[Task]: Write out each record again exactly as it stands.

[Data shown]:
— START —

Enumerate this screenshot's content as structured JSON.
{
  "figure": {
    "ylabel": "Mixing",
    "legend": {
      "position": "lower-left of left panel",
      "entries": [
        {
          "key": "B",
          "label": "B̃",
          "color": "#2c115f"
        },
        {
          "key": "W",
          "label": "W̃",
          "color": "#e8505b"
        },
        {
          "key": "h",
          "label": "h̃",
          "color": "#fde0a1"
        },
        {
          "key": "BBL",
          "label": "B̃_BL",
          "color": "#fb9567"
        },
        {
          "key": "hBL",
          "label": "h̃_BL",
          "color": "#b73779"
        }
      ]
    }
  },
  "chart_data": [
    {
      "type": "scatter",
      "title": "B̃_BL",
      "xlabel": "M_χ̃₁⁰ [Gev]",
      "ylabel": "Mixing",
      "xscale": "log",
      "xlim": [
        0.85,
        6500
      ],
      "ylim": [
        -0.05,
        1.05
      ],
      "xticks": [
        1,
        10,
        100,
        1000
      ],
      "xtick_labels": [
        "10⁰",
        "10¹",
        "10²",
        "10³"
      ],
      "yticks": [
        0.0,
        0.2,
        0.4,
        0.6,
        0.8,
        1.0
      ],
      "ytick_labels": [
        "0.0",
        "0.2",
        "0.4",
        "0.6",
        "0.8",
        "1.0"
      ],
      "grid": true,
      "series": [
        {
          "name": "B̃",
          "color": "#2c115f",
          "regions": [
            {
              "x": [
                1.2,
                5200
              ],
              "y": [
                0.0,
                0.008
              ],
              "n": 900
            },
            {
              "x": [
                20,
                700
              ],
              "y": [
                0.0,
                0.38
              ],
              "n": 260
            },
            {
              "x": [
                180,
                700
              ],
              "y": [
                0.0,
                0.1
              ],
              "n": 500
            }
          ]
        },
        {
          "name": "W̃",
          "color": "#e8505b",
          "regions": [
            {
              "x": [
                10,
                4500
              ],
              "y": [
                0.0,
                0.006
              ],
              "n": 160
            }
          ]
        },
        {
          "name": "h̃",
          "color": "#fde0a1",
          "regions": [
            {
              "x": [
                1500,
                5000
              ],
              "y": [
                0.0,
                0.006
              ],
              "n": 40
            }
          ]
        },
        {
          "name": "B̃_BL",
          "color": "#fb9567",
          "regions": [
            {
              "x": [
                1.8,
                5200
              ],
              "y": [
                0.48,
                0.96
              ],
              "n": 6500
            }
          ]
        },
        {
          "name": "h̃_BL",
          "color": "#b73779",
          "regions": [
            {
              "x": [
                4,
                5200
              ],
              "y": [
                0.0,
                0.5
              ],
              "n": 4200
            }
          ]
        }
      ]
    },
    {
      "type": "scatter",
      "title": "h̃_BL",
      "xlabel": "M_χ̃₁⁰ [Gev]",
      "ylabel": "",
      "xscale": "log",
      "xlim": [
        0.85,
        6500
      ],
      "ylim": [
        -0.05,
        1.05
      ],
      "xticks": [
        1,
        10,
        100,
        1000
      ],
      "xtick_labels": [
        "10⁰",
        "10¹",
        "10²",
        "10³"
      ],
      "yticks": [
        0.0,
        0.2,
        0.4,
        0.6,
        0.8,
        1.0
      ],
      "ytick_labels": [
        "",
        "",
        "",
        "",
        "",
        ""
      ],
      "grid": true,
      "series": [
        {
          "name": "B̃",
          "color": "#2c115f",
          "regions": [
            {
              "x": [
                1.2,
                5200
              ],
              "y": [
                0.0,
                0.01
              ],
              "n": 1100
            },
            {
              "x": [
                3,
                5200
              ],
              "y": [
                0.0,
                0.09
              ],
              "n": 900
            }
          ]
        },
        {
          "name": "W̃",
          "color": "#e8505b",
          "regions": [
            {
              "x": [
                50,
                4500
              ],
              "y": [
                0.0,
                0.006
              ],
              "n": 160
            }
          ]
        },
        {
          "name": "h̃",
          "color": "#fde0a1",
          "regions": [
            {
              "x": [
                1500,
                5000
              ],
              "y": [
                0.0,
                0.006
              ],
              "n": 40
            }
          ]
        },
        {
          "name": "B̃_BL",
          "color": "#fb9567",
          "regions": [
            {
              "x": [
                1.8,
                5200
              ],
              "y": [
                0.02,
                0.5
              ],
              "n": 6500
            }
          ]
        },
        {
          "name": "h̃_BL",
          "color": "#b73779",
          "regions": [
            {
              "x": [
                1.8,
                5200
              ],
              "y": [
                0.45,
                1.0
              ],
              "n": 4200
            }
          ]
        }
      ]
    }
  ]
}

— END —

[Written solution]:
Enumerate this screenshot's content as structured JSON.
{
  "figure": {
    "ylabel": "Mixing",
    "legend": {
      "position": "lower-left of left panel",
      "entries": [
        {
          "key": "B",
          "label": "B̃",
          "color": "#2c115f"
        },
        {
          "key": "W",
          "label": "W̃",
          "color": "#e8505b"
        },
        {
          "key": "h",
          "label": "h̃",
          "color": "#fde0a1"
        },
        {
          "key": "BBL",
          "label": "B̃_BL",
          "color": "#fb9567"
        },
        {
          "key": "hBL",
          "label": "h̃_BL",
          "color": "#b73779"
        }
      ]
    }
  },
  "chart_data": [
    {
      "type": "scatter",
      "title": "B̃_BL",
      "xlabel": "M_χ̃₁⁰ [Gev]",
      "ylabel": "Mixing",
      "xscale": "log",
      "xlim": [
        0.85,
        6500
      ],
      "ylim": [
        -0.05,
        1.05
      ],
      "xticks": [
        1,
        10,
        100,
        1000
      ],
      "xtick_labels": [
        "10⁰",
        "10¹",
        "10²",
        "10³"
      ],
      "yticks": [
        0.0,
        0.2,
        0.4,
        0.6,
        0.8,
        1.0
      ],
      "ytick_labels": [
        "0.0",
        "0.2",
        "0.4",
        "0.6",
        "0.8",
        "1.0"
      ],
      "grid": true,
      "series": [
        {
          "name": "B̃",
          "color": "#2c115f",
          "regions": [
            {
              "x": [
                1.2,
                5200
              ],
              "y": [
                0.0,
                0.008
              ],
              "n": 900
            },
            {
              "x": [
                20,
                700
              ],
              "y": [
                0.0,
                0.38
              ],
              "n": 260
            },
            {
              "x": [
                180,
                700
              ],
              "y": [
                0.0,
                0.1
              ],
              "n": 500
            }
          ]
        },
        {
          "name": "W̃",
          "color": "#e8505b",
          "regions": [
            {
              "x": [
                10,
                4500
              ],
              "y": [
                0.0,
                0.006
              ],
              "n": 160
            }
          ]
        },
        {
          "name": "h̃",
          "color": "#fde0a1",
          "regions": [
            {
              "x": [
                1500,
                5000
              ],
              "y": [
                0.0,
                0.006
              ],
              "n": 40
            }
          ]
        },
        {
          "name": "B̃_BL",
          "color": "#fb9567",
          "regions": [
            {
              "x": [
                1.8,
                5200
              ],
              "y": [
                0.48,
                0.96
              ],
              "n": 6500
            }
          ]
        },
        {
          "name": "h̃_BL",
          "color": "#b73779",
          "regions": [
            {
              "x": [
                4,
                5200
              ],
              "y": [
                0.0,
                0.5
              ],
              "n": 4200
            }
          ]
        }
      ]
    },
    {
      "type": "scatter",
      "title": "h̃_BL",
      "xlabel": "M_χ̃₁⁰ [Gev]",
      "ylabel": "",
      "xscale": "log",
      "xlim": [
        0.85,
        6500
      ],
      "ylim": [
        -0.05,
        1.05
      ],
      "xticks": [
        1,
        10,
        100,
        1000
      ],
      "xtick_labels": [
        "10⁰",
        "10¹",
        "10²",
        "10³"
      ],
      "yticks": [
        0.0,
        0.2,
        0.4,
        0.6,
        0.8,
        1.0
      ],
      "ytick_labels": [
        "",
        "",
        "",
        "",
        "",
        ""
      ],
      "grid": true,
      "series": [
        {
          "name": "B̃",
          "color": "#2c115f",
          "regions": [
            {
              "x": [
                1.2,
                5200
              ],
              "y": [
                0.0,
                0.01
              ],
              "n": 1100
            },
            {
              "x": [
                3,
                5200
              ],
              "y": [
                0.0,
                0.09
              ],
              "n": 900
            }
          ]
        },
        {
          "name": "W̃",
          "color": "#e8505b",
          "regions": [
            {
              "x": [
                50,
                4500
              ],
              "y": [
                0.0,
                0.006
              ],
              "n": 160
            }
          ]
        },
        {
          "name": "h̃",
          "color": "#fde0a1",
          "regions": [
            {
              "x": [
                1500,
                5000
              ],
              "y": [
                0.0,
                0.006
              ],
              "n": 40
            }
          ]
        },
        {
          "name": "B̃_BL",
          "color": "#fb9567",
          "regions": [
            {
              "x": [
                1.8,
                5200
              ],
              "y": [
                0.02,
                0.5
              ],
              "n": 6500
            }
          ]
        },
        {
          "name": "h̃_BL",
          "color": "#b73779",
          "regions": [
            {
              "x": [
                1.8,
                5200
              ],
              "y": [
                0.45,
                1.0
              ],
              "n": 4200
            }
          ]
        }
      ]
    }
  ]
}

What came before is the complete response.